### [SOURCE]
I walk away from a weekend in this place changed, again. It is my seventh year of building homes in Mexico, my second year building here in San Bernardo. And I feel I’ve but scratched the surface. Instead of feeling overwhelmed though, I feel embraced, by these people, and by God, whom I sense is zapping my senses with the sights and smells and taste of this place. Instead of feeling hopeless, I feel hope. Hope for these people who despertely need hope. Hope for me and my people, that we might see our opportunity—our responsibility—to take a little of what we’ve been given, and make a huge difference in the life of other people.

And so I am reminded of the words of Jesus in Matthew chapter 5, addressing a crowd during his sermon on the mount…

3″Blessed are the poor in spirit,
for theirs is the kingdom of heaven.
4Blessed are those who mourn,
for they will be comforted.

### [ENTRIES SUPPLIED]

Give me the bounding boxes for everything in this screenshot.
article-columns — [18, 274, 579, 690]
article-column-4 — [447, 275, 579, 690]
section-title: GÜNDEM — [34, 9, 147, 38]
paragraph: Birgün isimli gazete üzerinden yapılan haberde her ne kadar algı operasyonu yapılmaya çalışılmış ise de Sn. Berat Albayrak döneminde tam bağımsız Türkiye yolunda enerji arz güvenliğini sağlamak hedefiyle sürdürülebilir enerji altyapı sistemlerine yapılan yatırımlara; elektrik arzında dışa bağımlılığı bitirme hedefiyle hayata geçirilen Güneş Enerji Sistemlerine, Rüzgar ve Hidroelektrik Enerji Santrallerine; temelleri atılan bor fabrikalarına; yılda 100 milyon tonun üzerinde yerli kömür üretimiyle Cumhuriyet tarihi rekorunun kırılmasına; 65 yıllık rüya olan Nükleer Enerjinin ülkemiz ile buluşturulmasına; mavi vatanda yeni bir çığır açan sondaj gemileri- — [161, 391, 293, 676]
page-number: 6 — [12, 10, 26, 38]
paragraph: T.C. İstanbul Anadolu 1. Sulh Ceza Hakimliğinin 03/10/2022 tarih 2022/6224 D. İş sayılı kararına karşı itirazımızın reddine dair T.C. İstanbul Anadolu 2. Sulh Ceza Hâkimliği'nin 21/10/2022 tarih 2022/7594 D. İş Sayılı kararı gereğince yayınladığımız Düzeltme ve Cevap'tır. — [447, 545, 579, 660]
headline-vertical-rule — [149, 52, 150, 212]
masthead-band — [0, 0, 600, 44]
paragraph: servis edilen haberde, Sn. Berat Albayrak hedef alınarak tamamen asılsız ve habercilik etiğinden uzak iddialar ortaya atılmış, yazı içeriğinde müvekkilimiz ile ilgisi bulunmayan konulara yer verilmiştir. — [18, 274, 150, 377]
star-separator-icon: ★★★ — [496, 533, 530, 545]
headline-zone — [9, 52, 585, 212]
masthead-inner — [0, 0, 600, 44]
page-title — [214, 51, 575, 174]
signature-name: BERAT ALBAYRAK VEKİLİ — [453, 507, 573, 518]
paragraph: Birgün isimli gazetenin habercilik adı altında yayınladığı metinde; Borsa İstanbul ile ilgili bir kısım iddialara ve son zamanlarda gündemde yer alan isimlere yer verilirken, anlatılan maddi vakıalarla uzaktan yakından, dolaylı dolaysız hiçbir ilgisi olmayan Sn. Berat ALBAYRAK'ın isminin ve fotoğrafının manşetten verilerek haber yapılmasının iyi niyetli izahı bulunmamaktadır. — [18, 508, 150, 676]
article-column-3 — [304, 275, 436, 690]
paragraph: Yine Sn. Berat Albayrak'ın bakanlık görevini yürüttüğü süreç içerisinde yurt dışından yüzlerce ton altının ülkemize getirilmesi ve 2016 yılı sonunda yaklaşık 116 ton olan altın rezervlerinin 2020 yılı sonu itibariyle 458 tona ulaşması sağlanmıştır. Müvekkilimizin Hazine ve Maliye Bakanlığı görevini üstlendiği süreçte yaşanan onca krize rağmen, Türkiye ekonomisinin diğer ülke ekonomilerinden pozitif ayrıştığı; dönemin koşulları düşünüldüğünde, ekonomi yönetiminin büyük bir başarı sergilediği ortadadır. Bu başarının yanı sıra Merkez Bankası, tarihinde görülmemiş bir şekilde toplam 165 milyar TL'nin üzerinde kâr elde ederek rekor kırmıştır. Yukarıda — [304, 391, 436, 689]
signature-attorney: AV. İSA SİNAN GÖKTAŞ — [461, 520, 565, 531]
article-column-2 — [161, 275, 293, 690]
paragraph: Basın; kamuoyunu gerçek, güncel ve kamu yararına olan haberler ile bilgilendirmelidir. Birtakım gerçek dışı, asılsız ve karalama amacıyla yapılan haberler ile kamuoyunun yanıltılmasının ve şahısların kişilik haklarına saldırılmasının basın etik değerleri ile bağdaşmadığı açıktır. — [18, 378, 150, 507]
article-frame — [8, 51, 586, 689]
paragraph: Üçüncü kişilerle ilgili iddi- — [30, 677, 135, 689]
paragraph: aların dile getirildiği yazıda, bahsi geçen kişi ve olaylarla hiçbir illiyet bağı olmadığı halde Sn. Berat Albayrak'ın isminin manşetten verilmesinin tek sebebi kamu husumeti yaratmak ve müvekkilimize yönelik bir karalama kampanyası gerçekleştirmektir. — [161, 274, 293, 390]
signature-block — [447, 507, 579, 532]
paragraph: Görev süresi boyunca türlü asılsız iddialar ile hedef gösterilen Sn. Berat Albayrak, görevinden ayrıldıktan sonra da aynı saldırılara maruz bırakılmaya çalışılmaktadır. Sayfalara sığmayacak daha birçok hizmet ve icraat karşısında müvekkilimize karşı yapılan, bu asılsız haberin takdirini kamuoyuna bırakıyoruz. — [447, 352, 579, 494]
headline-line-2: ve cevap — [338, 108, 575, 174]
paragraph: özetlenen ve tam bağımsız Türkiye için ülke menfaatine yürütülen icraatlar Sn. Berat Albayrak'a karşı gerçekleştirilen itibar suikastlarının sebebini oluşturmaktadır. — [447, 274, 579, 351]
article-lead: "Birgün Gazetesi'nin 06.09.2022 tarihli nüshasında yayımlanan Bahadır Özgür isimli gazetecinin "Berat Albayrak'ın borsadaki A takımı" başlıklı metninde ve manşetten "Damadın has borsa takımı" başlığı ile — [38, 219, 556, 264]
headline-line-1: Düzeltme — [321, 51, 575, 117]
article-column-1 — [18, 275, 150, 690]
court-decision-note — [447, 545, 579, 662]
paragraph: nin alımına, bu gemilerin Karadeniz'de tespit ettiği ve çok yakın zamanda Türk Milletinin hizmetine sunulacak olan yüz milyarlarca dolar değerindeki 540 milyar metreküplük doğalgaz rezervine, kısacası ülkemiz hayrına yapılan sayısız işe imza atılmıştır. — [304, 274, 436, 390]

### [DIRECTION]
Retype the reflection on building homes in San Bernardo word for word, from "And so I am" to "kingdom of heaven.". The rows are separate material from the reflection on building homes in San Bernardo.

### [FINISHED EXERCISE]
And so I am reminded of the words of Jesus in Matthew chapter 5, addressing a crowd during his sermon on the mount…

3″Blessed are the poor in spirit,
for theirs is the kingdom of heaven.